Short problem: Output every line below without omitting or altering anything.

— BEGIN Data provided —

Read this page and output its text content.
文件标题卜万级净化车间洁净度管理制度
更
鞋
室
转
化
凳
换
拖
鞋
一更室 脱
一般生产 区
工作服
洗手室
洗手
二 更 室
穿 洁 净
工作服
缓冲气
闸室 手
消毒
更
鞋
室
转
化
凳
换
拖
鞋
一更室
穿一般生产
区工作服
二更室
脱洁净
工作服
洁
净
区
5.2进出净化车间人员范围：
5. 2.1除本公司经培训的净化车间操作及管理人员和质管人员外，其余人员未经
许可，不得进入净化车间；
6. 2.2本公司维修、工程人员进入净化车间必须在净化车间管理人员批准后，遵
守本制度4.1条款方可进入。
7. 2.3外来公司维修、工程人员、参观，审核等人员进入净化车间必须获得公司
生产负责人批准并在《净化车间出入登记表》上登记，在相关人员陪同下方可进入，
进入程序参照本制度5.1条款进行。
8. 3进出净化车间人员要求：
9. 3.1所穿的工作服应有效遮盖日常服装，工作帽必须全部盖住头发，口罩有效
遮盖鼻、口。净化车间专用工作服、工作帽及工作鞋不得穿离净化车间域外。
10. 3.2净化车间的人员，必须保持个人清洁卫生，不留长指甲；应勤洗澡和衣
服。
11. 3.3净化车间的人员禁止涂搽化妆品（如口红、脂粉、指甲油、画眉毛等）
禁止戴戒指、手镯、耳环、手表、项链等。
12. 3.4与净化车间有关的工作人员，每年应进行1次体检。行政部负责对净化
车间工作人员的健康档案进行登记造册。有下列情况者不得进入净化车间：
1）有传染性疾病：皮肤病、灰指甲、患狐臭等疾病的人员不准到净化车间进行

— END Data provided —

Complete response:
Read this page and output its text content.
文件标题卜万级净化车间洁净度管理制度
更
鞋
室
转
化
凳
换
拖
鞋
一更室 脱
一般生产 区
工作服
洗手室
洗手
二 更 室
穿 洁 净
工作服
缓冲气
闸室 手
消毒
更
鞋
室
转
化
凳
换
拖
鞋
一更室
穿一般生产
区工作服
二更室
脱洁净
工作服
洁
净
区
5.2进出净化车间人员范围：
5. 2.1除本公司经培训的净化车间操作及管理人员和质管人员外，其余人员未经
许可，不得进入净化车间；
6. 2.2本公司维修、工程人员进入净化车间必须在净化车间管理人员批准后，遵
守本制度4.1条款方可进入。
7. 2.3外来公司维修、工程人员、参观，审核等人员进入净化车间必须获得公司
生产负责人批准并在《净化车间出入登记表》上登记，在相关人员陪同下方可进入，
进入程序参照本制度5.1条款进行。
8. 3进出净化车间人员要求：
9. 3.1所穿的工作服应有效遮盖日常服装，工作帽必须全部盖住头发，口罩有效
遮盖鼻、口。净化车间专用工作服、工作帽及工作鞋不得穿离净化车间域外。
10. 3.2净化车间的人员，必须保持个人清洁卫生，不留长指甲；应勤洗澡和衣
服。
11. 3.3净化车间的人员禁止涂搽化妆品（如口红、脂粉、指甲油、画眉毛等）
禁止戴戒指、手镯、耳环、手表、项链等。
12. 3.4与净化车间有关的工作人员，每年应进行1次体检。行政部负责对净化
车间工作人员的健康档案进行登记造册。有下列情况者不得进入净化车间：
1）有传染性疾病：皮肤病、灰指甲、患狐臭等疾病的人员不准到净化车间进行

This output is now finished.